**What you will do**
Count the lines in the records below that contain the word "UltimateGPT", and give only that number.

# # #

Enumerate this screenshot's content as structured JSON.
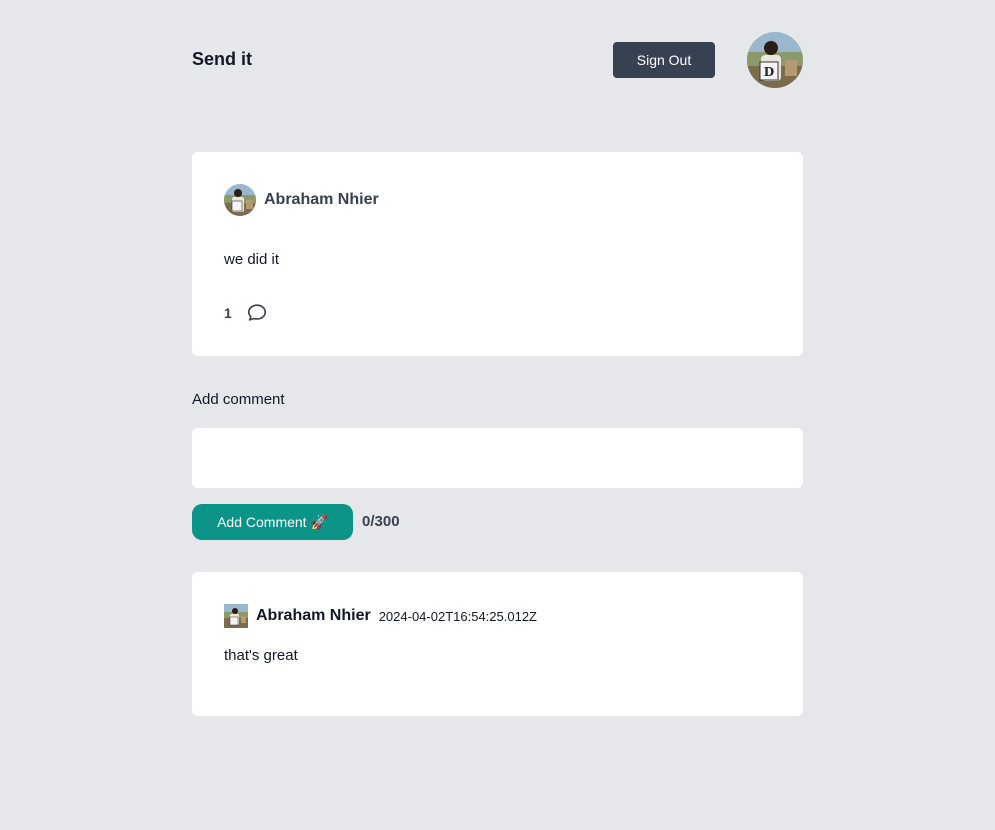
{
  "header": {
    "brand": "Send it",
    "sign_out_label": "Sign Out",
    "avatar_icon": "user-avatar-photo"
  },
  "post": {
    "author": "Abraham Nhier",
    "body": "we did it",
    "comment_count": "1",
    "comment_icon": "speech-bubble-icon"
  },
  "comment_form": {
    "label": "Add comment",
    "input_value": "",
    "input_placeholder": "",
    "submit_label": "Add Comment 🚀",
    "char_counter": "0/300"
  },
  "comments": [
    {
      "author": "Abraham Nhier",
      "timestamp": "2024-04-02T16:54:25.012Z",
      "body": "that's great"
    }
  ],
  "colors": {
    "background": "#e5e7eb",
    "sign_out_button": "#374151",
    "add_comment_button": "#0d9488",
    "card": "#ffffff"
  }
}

# # #

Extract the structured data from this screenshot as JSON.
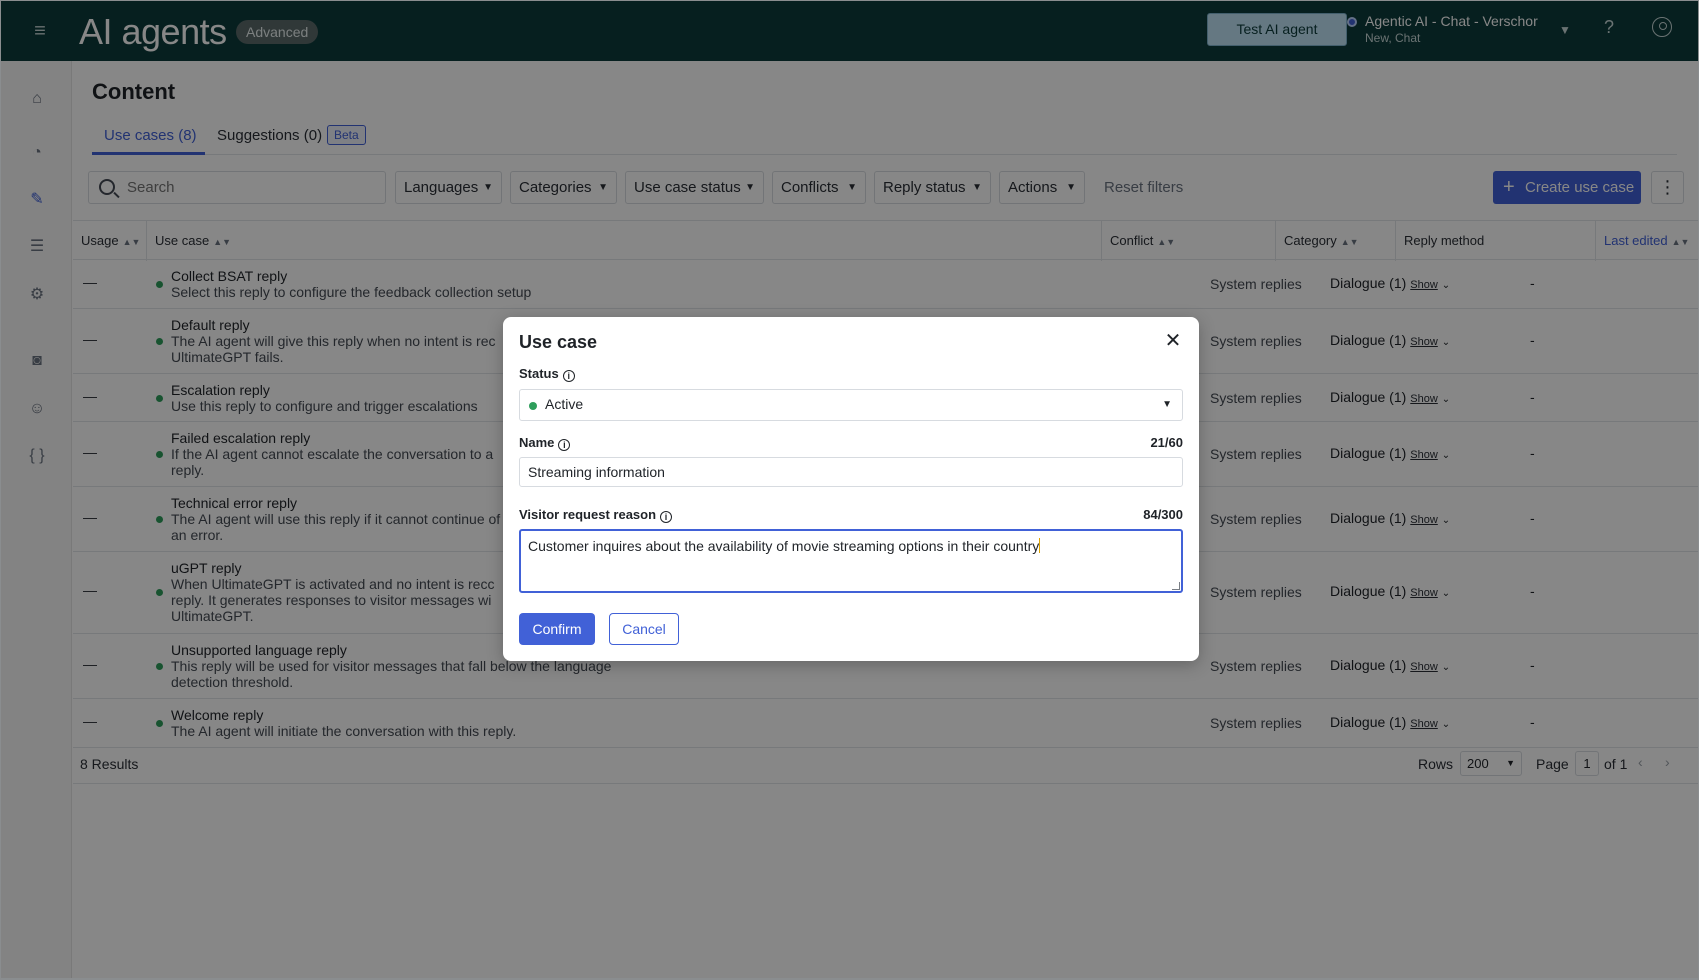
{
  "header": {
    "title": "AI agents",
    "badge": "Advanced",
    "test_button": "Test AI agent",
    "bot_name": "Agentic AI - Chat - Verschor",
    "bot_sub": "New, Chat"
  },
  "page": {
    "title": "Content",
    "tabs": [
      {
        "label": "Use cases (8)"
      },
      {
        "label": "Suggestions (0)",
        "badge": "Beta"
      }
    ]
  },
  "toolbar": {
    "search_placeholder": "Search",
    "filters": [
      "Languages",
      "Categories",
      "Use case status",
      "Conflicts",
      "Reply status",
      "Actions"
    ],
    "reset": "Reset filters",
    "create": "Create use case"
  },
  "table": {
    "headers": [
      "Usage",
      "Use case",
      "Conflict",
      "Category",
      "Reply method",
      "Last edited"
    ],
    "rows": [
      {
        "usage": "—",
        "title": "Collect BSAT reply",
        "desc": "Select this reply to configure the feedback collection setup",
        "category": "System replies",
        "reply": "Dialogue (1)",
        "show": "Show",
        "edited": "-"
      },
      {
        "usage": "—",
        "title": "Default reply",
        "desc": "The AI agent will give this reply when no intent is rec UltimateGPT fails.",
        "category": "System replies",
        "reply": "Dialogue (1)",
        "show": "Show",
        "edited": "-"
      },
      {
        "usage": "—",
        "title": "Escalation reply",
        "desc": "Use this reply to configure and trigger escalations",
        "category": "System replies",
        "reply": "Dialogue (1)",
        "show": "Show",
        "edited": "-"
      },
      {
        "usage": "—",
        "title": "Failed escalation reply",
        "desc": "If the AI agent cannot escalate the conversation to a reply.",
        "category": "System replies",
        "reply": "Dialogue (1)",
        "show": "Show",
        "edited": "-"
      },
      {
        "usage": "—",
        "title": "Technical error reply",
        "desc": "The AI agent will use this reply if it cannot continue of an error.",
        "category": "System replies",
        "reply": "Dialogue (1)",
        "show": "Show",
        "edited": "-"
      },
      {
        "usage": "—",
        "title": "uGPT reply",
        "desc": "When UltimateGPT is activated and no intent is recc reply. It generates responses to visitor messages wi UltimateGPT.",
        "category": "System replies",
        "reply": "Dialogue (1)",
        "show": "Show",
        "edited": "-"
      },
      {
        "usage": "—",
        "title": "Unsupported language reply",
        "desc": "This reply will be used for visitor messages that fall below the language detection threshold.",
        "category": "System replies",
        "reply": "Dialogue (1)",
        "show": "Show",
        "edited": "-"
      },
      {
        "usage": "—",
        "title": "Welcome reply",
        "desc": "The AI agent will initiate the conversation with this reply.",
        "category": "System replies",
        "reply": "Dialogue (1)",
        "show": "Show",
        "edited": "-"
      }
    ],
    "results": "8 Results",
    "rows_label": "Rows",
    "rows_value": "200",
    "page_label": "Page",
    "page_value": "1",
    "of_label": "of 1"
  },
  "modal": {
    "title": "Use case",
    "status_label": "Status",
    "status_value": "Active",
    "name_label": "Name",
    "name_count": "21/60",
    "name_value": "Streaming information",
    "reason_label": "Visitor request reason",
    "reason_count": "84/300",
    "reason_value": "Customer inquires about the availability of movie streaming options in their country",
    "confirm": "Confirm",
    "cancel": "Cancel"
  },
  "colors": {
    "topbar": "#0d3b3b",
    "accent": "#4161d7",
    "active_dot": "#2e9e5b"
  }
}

# # #

**Full solution**
2